=== Provided material ===

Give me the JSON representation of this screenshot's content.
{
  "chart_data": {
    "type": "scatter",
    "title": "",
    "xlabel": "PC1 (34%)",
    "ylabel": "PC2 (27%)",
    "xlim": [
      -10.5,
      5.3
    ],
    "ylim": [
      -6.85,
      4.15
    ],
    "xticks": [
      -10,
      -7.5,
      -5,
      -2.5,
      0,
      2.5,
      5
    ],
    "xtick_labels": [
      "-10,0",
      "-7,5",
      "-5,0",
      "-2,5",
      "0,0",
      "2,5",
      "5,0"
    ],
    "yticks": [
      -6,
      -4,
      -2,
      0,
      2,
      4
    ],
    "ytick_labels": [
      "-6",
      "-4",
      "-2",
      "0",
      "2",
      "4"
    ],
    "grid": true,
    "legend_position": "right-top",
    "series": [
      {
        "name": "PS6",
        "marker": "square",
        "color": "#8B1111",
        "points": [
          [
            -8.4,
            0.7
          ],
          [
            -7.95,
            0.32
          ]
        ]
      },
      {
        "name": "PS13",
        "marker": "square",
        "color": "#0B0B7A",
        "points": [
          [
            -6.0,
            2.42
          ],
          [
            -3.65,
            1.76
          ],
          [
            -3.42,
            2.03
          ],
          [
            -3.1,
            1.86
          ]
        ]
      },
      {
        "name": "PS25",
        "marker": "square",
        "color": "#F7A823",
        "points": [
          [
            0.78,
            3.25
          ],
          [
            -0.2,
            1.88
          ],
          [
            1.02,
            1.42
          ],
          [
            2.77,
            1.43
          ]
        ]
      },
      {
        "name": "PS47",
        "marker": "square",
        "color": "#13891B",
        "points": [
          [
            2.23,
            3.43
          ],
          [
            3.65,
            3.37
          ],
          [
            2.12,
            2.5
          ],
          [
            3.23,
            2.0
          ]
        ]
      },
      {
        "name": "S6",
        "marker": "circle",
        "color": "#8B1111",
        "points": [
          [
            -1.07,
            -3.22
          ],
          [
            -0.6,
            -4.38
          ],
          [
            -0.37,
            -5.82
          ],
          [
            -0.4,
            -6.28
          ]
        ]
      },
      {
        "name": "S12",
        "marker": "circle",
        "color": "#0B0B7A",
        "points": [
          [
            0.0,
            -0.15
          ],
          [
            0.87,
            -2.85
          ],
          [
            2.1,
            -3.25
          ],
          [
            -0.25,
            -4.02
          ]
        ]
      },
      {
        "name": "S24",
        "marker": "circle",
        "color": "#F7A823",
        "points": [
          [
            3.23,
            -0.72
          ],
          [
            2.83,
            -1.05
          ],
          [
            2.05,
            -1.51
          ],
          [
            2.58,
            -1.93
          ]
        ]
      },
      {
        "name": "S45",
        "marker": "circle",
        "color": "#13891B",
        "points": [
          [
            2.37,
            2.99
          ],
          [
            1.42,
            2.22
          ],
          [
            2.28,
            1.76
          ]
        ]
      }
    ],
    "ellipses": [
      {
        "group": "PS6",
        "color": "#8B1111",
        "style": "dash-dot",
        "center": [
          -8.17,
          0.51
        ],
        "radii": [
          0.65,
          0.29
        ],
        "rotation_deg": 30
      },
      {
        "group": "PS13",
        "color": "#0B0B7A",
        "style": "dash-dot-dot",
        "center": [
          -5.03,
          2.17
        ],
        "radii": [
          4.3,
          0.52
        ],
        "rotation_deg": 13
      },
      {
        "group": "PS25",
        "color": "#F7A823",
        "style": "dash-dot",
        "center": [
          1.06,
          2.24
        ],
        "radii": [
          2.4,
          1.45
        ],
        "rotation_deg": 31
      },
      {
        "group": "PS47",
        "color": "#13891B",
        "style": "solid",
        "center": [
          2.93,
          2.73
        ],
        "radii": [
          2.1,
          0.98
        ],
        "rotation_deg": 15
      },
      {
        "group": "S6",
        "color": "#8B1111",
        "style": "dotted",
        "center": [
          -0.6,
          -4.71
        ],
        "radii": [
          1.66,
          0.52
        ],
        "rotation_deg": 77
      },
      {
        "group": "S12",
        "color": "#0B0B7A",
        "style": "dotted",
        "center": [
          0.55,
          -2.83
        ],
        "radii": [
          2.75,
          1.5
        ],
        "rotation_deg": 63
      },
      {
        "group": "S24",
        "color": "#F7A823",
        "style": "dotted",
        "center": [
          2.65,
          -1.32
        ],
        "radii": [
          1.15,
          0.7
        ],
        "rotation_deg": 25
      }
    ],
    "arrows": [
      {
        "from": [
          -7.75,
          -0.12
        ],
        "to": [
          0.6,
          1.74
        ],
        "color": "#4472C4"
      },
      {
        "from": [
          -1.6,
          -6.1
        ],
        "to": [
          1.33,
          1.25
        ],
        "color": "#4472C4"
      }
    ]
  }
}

=== Exercise aim ===
Repeat the records above exactly, leaving none out.

=== Response for this exercise ===
Give me the JSON representation of this screenshot's content.
{
  "chart_data": {
    "type": "scatter",
    "title": "",
    "xlabel": "PC1 (34%)",
    "ylabel": "PC2 (27%)",
    "xlim": [
      -10.5,
      5.3
    ],
    "ylim": [
      -6.85,
      4.15
    ],
    "xticks": [
      -10,
      -7.5,
      -5,
      -2.5,
      0,
      2.5,
      5
    ],
    "xtick_labels": [
      "-10,0",
      "-7,5",
      "-5,0",
      "-2,5",
      "0,0",
      "2,5",
      "5,0"
    ],
    "yticks": [
      -6,
      -4,
      -2,
      0,
      2,
      4
    ],
    "ytick_labels": [
      "-6",
      "-4",
      "-2",
      "0",
      "2",
      "4"
    ],
    "grid": true,
    "legend_position": "right-top",
    "series": [
      {
        "name": "PS6",
        "marker": "square",
        "color": "#8B1111",
        "points": [
          [
            -8.4,
            0.7
          ],
          [
            -7.95,
            0.32
          ]
        ]
      },
      {
        "name": "PS13",
        "marker": "square",
        "color": "#0B0B7A",
        "points": [
          [
            -6.0,
            2.42
          ],
          [
            -3.65,
            1.76
          ],
          [
            -3.42,
            2.03
          ],
          [
            -3.1,
            1.86
          ]
        ]
      },
      {
        "name": "PS25",
        "marker": "square",
        "color": "#F7A823",
        "points": [
          [
            0.78,
            3.25
          ],
          [
            -0.2,
            1.88
          ],
          [
            1.02,
            1.42
          ],
          [
            2.77,
            1.43
          ]
        ]
      },
      {
        "name": "PS47",
        "marker": "square",
        "color": "#13891B",
        "points": [
          [
            2.23,
            3.43
          ],
          [
            3.65,
            3.37
          ],
          [
            2.12,
            2.5
          ],
          [
            3.23,
            2.0
          ]
        ]
      },
      {
        "name": "S6",
        "marker": "circle",
        "color": "#8B1111",
        "points": [
          [
            -1.07,
            -3.22
          ],
          [
            -0.6,
            -4.38
          ],
          [
            -0.37,
            -5.82
          ],
          [
            -0.4,
            -6.28
          ]
        ]
      },
      {
        "name": "S12",
        "marker": "circle",
        "color": "#0B0B7A",
        "points": [
          [
            0.0,
            -0.15
          ],
          [
            0.87,
            -2.85
          ],
          [
            2.1,
            -3.25
          ],
          [
            -0.25,
            -4.02
          ]
        ]
      },
      {
        "name": "S24",
        "marker": "circle",
        "color": "#F7A823",
        "points": [
          [
            3.23,
            -0.72
          ],
          [
            2.83,
            -1.05
          ],
          [
            2.05,
            -1.51
          ],
          [
            2.58,
            -1.93
          ]
        ]
      },
      {
        "name": "S45",
        "marker": "circle",
        "color": "#13891B",
        "points": [
          [
            2.37,
            2.99
          ],
          [
            1.42,
            2.22
          ],
          [
            2.28,
            1.76
          ]
        ]
      }
    ],
    "ellipses": [
      {
        "group": "PS6",
        "color": "#8B1111",
        "style": "dash-dot",
        "center": [
          -8.17,
          0.51
        ],
        "radii": [
          0.65,
          0.29
        ],
        "rotation_deg": 30
      },
      {
        "group": "PS13",
        "color": "#0B0B7A",
        "style": "dash-dot-dot",
        "center": [
          -5.03,
          2.17
        ],
        "radii": [
          4.3,
          0.52
        ],
        "rotation_deg": 13
      },
      {
        "group": "PS25",
        "color": "#F7A823",
        "style": "dash-dot",
        "center": [
          1.06,
          2.24
        ],
        "radii": [
          2.4,
          1.45
        ],
        "rotation_deg": 31
      },
      {
        "group": "PS47",
        "color": "#13891B",
        "style": "solid",
        "center": [
          2.93,
          2.73
        ],
        "radii": [
          2.1,
          0.98
        ],
        "rotation_deg": 15
      },
      {
        "group": "S6",
        "color": "#8B1111",
        "style": "dotted",
        "center": [
          -0.6,
          -4.71
        ],
        "radii": [
          1.66,
          0.52
        ],
        "rotation_deg": 77
      },
      {
        "group": "S12",
        "color": "#0B0B7A",
        "style": "dotted",
        "center": [
          0.55,
          -2.83
        ],
        "radii": [
          2.75,
          1.5
        ],
        "rotation_deg": 63
      },
      {
        "group": "S24",
        "color": "#F7A823",
        "style": "dotted",
        "center": [
          2.65,
          -1.32
        ],
        "radii": [
          1.15,
          0.7
        ],
        "rotation_deg": 25
      }
    ],
    "arrows": [
      {
        "from": [
          -7.75,
          -0.12
        ],
        "to": [
          0.6,
          1.74
        ],
        "color": "#4472C4"
      },
      {
        "from": [
          -1.6,
          -6.1
        ],
        "to": [
          1.33,
          1.25
        ],
        "color": "#4472C4"
      }
    ]
  }
}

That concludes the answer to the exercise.